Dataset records
....
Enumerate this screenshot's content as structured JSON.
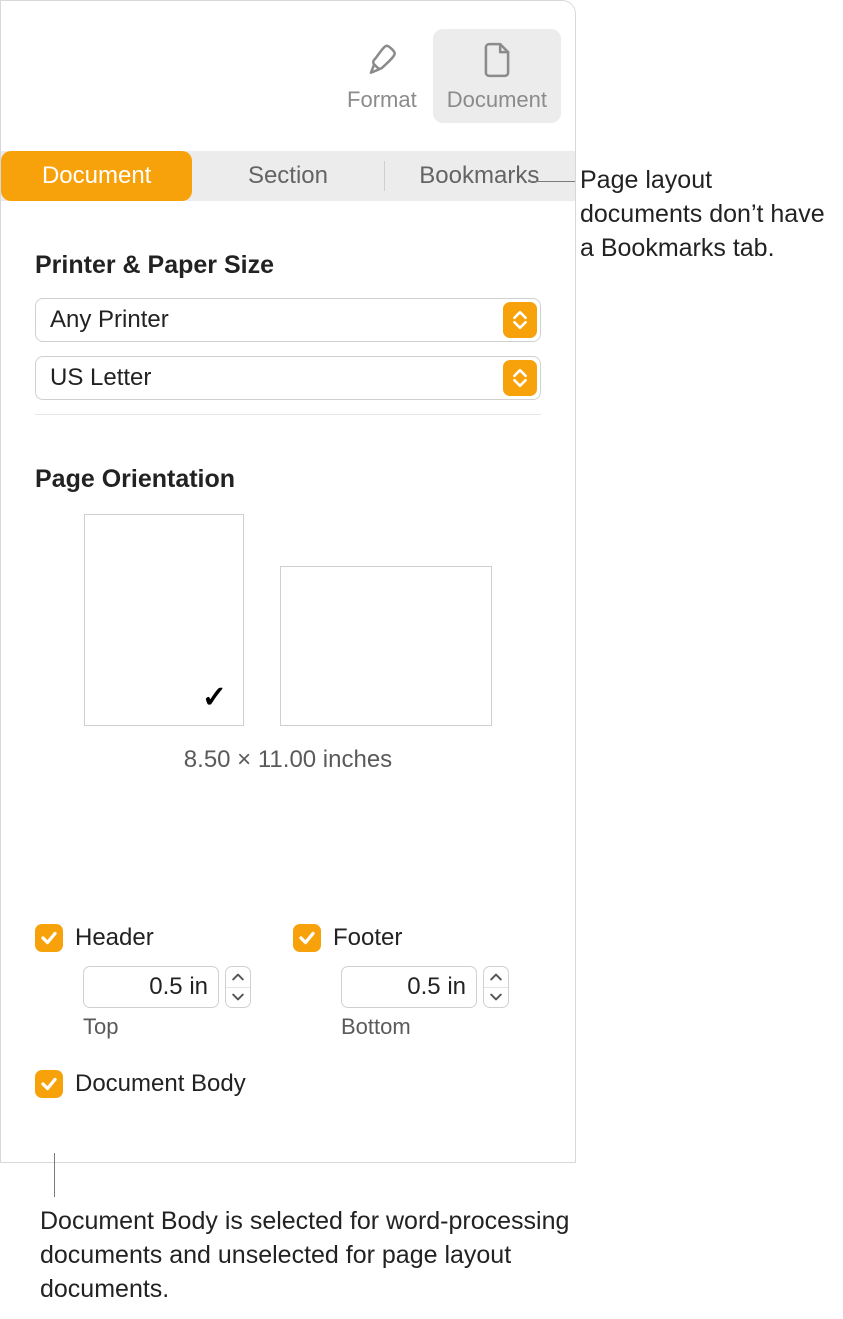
{
  "toolbar": {
    "format_label": "Format",
    "document_label": "Document"
  },
  "tabs": {
    "document": "Document",
    "section": "Section",
    "bookmarks": "Bookmarks"
  },
  "printer_section": {
    "title": "Printer & Paper Size",
    "printer": "Any Printer",
    "paper": "US Letter"
  },
  "orientation_section": {
    "title": "Page Orientation",
    "dimensions": "8.50 × 11.00 inches"
  },
  "header": {
    "label": "Header",
    "value": "0.5 in",
    "pos": "Top"
  },
  "footer": {
    "label": "Footer",
    "value": "0.5 in",
    "pos": "Bottom"
  },
  "docbody": {
    "label": "Document Body"
  },
  "callouts": {
    "bookmarks": "Page layout documents don’t have a Bookmarks tab.",
    "docbody": "Document Body is selected for word-processing documents and unselected for page layout documents."
  }
}
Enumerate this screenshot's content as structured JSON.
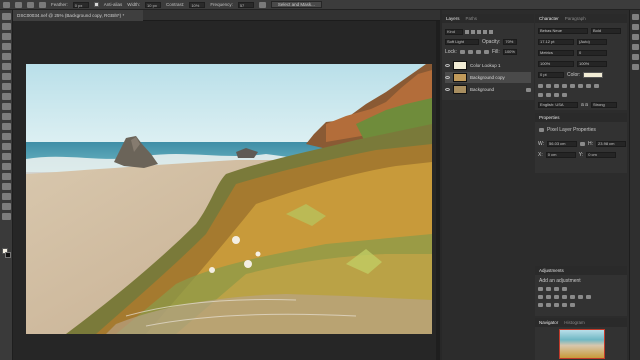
{
  "options_bar": {
    "feather_label": "Feather:",
    "feather_value": "0 px",
    "antialias_label": "Anti-alias",
    "width_label": "Width:",
    "width_value": "10 px",
    "contrast_label": "Contrast:",
    "contrast_value": "10%",
    "frequency_label": "Frequency:",
    "frequency_value": "57",
    "select_mask_label": "Select and Mask..."
  },
  "document": {
    "tab_title": "DSC00034.nef @ 25% (Background copy, RGB/8*) *"
  },
  "layers_panel": {
    "tabs": [
      "Layers",
      "Paths"
    ],
    "kind_filter": "Kind",
    "blend_mode": "Soft Light",
    "opacity_label": "Opacity:",
    "opacity_value": "70%",
    "lock_label": "Lock:",
    "fill_label": "Fill:",
    "fill_value": "100%",
    "layers": [
      {
        "name": "Color Lookup 1",
        "selected": false
      },
      {
        "name": "Background copy",
        "selected": true
      },
      {
        "name": "Background",
        "selected": false
      }
    ]
  },
  "character_panel": {
    "tabs": [
      "Character",
      "Paragraph"
    ],
    "font_family": "Bebas Neue",
    "font_style": "Bold",
    "font_size": "17.12 pt",
    "leading": "(Auto)",
    "kerning": "Metrics",
    "tracking": "0",
    "vertical_scale": "100%",
    "horizontal_scale": "100%",
    "baseline_shift": "0 pt",
    "color_label": "Color:",
    "color_value": "#f1ecd5",
    "language": "English: USA",
    "anti_alias": "Strong",
    "aa_label": "a a"
  },
  "properties_panel": {
    "title": "Properties",
    "subtitle": "Pixel Layer Properties",
    "w_label": "W:",
    "w_value": "56.03 cm",
    "h_label": "H:",
    "h_value": "23.98 cm",
    "x_label": "X:",
    "x_value": "0 cm",
    "y_label": "Y:",
    "y_value": "0 cm"
  },
  "adjustments_panel": {
    "title": "Adjustments",
    "subtitle": "Add an adjustment"
  },
  "navigator_panel": {
    "tabs": [
      "Navigator",
      "Histogram"
    ]
  },
  "colors": {
    "accent": "#4a4a4a",
    "panel_bg": "#323232",
    "canvas_bg": "#262626"
  }
}
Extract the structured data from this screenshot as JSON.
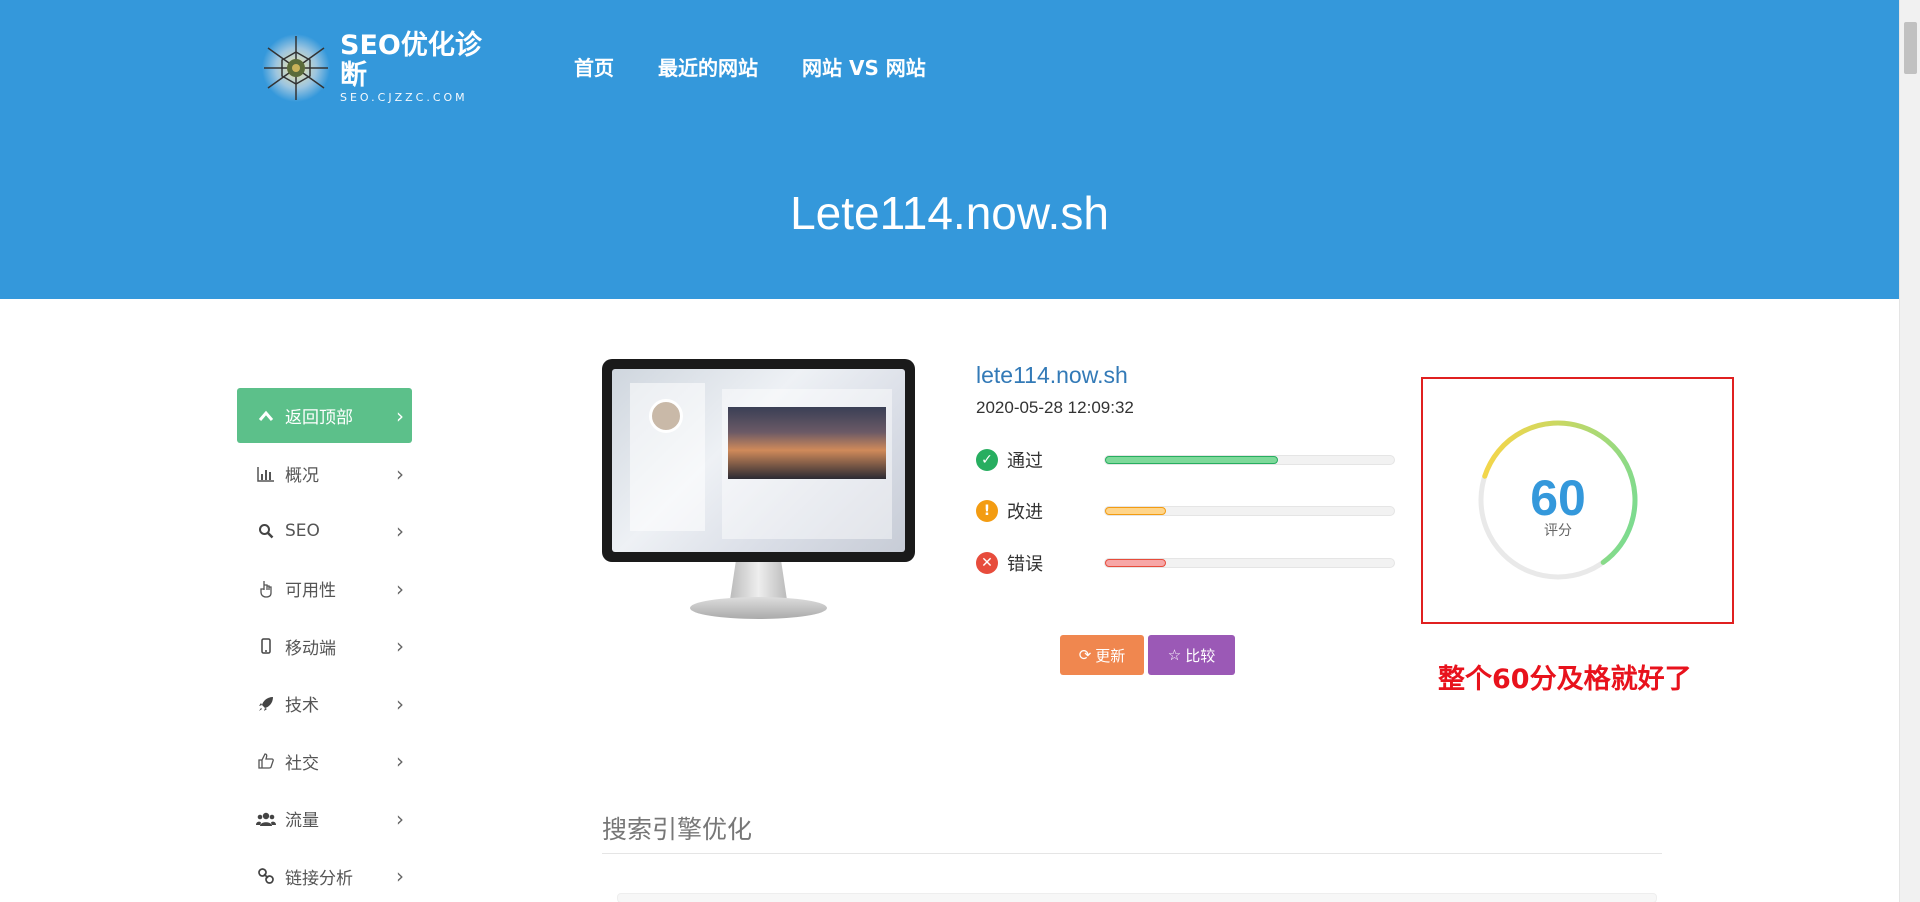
{
  "brand": {
    "title": "SEO优化诊断",
    "subtitle": "SEO.CJZZC.COM",
    "logo_icon": "spider-web-logo"
  },
  "nav": {
    "items": [
      "首页",
      "最近的网站",
      "网站 VS 网站"
    ]
  },
  "page": {
    "title": "Lete114.now.sh"
  },
  "sidebar": {
    "items": [
      {
        "label": "返回顶部",
        "icon": "chevron-up-icon",
        "active": true
      },
      {
        "label": "概况",
        "icon": "bar-chart-icon"
      },
      {
        "label": "SEO",
        "icon": "search-icon"
      },
      {
        "label": "可用性",
        "icon": "hand-pointer-icon"
      },
      {
        "label": "移动端",
        "icon": "mobile-icon"
      },
      {
        "label": "技术",
        "icon": "rocket-icon"
      },
      {
        "label": "社交",
        "icon": "thumbs-up-icon"
      },
      {
        "label": "流量",
        "icon": "users-icon"
      },
      {
        "label": "链接分析",
        "icon": "link-icon"
      }
    ]
  },
  "site": {
    "url": "lete114.now.sh",
    "date": "2020-05-28 12:09:32"
  },
  "stats": [
    {
      "label": "通过",
      "icon": "check-circle-icon",
      "color": "#27ae60",
      "fill_color": "#7ed99a",
      "level": 0.6
    },
    {
      "label": "改进",
      "icon": "exclamation-circle-icon",
      "color": "#f39c12",
      "fill_color": "#ffd58a",
      "level": 0.21
    },
    {
      "label": "错误",
      "icon": "x-circle-icon",
      "color": "#e74c3c",
      "fill_color": "#f7a7a7",
      "level": 0.21
    }
  ],
  "buttons": {
    "refresh": "更新",
    "compare": "比较"
  },
  "score": {
    "value": "60",
    "label": "评分",
    "level": 0.6
  },
  "annotation": "整个60分及格就好了",
  "section": {
    "title": "搜索引擎优化"
  },
  "colors": {
    "header": "#3498db",
    "sidebar_active": "#5cc08a",
    "annotation": "#e8121c"
  }
}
....
Word for word, quote the lines above. Omit the pictures.

● The response
Enumerate this screenshot's content as structured JSON.
{
  "toolbar": {
    "format_label": "Format",
    "document_label": "Document"
  },
  "tabs": {
    "document": "Document",
    "section": "Section",
    "bookmarks": "Bookmarks"
  },
  "printer_section": {
    "title": "Printer & Paper Size",
    "printer": "Any Printer",
    "paper": "US Letter"
  },
  "orientation_section": {
    "title": "Page Orientation",
    "dimensions": "8.50 × 11.00 inches"
  },
  "header": {
    "label": "Header",
    "value": "0.5 in",
    "pos": "Top"
  },
  "footer": {
    "label": "Footer",
    "value": "0.5 in",
    "pos": "Bottom"
  },
  "docbody": {
    "label": "Document Body"
  },
  "callouts": {
    "bookmarks": "Page layout documents don’t have a Bookmarks tab.",
    "docbody": "Document Body is selected for word-processing documents and unselected for page layout documents."
  }
}
Enumerate this screenshot's content as structured JSON.
{
  "options_bar": {
    "feather_label": "Feather:",
    "feather_value": "0 px",
    "antialias_label": "Anti-alias",
    "width_label": "Width:",
    "width_value": "10 px",
    "contrast_label": "Contrast:",
    "contrast_value": "10%",
    "frequency_label": "Frequency:",
    "frequency_value": "57",
    "select_mask_label": "Select and Mask..."
  },
  "document": {
    "tab_title": "DSC00034.nef @ 25% (Background copy, RGB/8*) *"
  },
  "layers_panel": {
    "tabs": [
      "Layers",
      "Paths"
    ],
    "kind_filter": "Kind",
    "blend_mode": "Soft Light",
    "opacity_label": "Opacity:",
    "opacity_value": "70%",
    "lock_label": "Lock:",
    "fill_label": "Fill:",
    "fill_value": "100%",
    "layers": [
      {
        "name": "Color Lookup 1",
        "selected": false
      },
      {
        "name": "Background copy",
        "selected": true
      },
      {
        "name": "Background",
        "selected": false
      }
    ]
  },
  "character_panel": {
    "tabs": [
      "Character",
      "Paragraph"
    ],
    "font_family": "Bebas Neue",
    "font_style": "Bold",
    "font_size": "17.12 pt",
    "leading": "(Auto)",
    "kerning": "Metrics",
    "tracking": "0",
    "vertical_scale": "100%",
    "horizontal_scale": "100%",
    "baseline_shift": "0 pt",
    "color_label": "Color:",
    "color_value": "#f1ecd5",
    "language": "English: USA",
    "anti_alias": "Strong",
    "aa_label": "a a"
  },
  "properties_panel": {
    "title": "Properties",
    "subtitle": "Pixel Layer Properties",
    "w_label": "W:",
    "w_value": "56.03 cm",
    "h_label": "H:",
    "h_value": "23.98 cm",
    "x_label": "X:",
    "x_value": "0 cm",
    "y_label": "Y:",
    "y_value": "0 cm"
  },
  "adjustments_panel": {
    "title": "Adjustments",
    "subtitle": "Add an adjustment"
  },
  "navigator_panel": {
    "tabs": [
      "Navigator",
      "Histogram"
    ]
  },
  "colors": {
    "accent": "#4a4a4a",
    "panel_bg": "#323232",
    "canvas_bg": "#262626"
  }
}
Extract the structured data from this screenshot as JSON.
{
  "brand": {
    "title": "SEO优化诊断",
    "subtitle": "SEO.CJZZC.COM",
    "logo_icon": "spider-web-logo"
  },
  "nav": {
    "items": [
      "首页",
      "最近的网站",
      "网站 VS 网站"
    ]
  },
  "page": {
    "title": "Lete114.now.sh"
  },
  "sidebar": {
    "items": [
      {
        "label": "返回顶部",
        "icon": "chevron-up-icon",
        "active": true
      },
      {
        "label": "概况",
        "icon": "bar-chart-icon"
      },
      {
        "label": "SEO",
        "icon": "search-icon"
      },
      {
        "label": "可用性",
        "icon": "hand-pointer-icon"
      },
      {
        "label": "移动端",
        "icon": "mobile-icon"
      },
      {
        "label": "技术",
        "icon": "rocket-icon"
      },
      {
        "label": "社交",
        "icon": "thumbs-up-icon"
      },
      {
        "label": "流量",
        "icon": "users-icon"
      },
      {
        "label": "链接分析",
        "icon": "link-icon"
      }
    ]
  },
  "site": {
    "url": "lete114.now.sh",
    "date": "2020-05-28 12:09:32"
  },
  "stats": [
    {
      "label": "通过",
      "icon": "check-circle-icon",
      "color": "#27ae60",
      "fill_color": "#7ed99a",
      "level": 0.6
    },
    {
      "label": "改进",
      "icon": "exclamation-circle-icon",
      "color": "#f39c12",
      "fill_color": "#ffd58a",
      "level": 0.21
    },
    {
      "label": "错误",
      "icon": "x-circle-icon",
      "color": "#e74c3c",
      "fill_color": "#f7a7a7",
      "level": 0.21
    }
  ],
  "buttons": {
    "refresh": "更新",
    "compare": "比较"
  },
  "score": {
    "value": "60",
    "label": "评分",
    "level": 0.6
  },
  "annotation": "整个60分及格就好了",
  "section": {
    "title": "搜索引擎优化"
  },
  "colors": {
    "header": "#3498db",
    "sidebar_active": "#5cc08a",
    "annotation": "#e8121c"
  }
}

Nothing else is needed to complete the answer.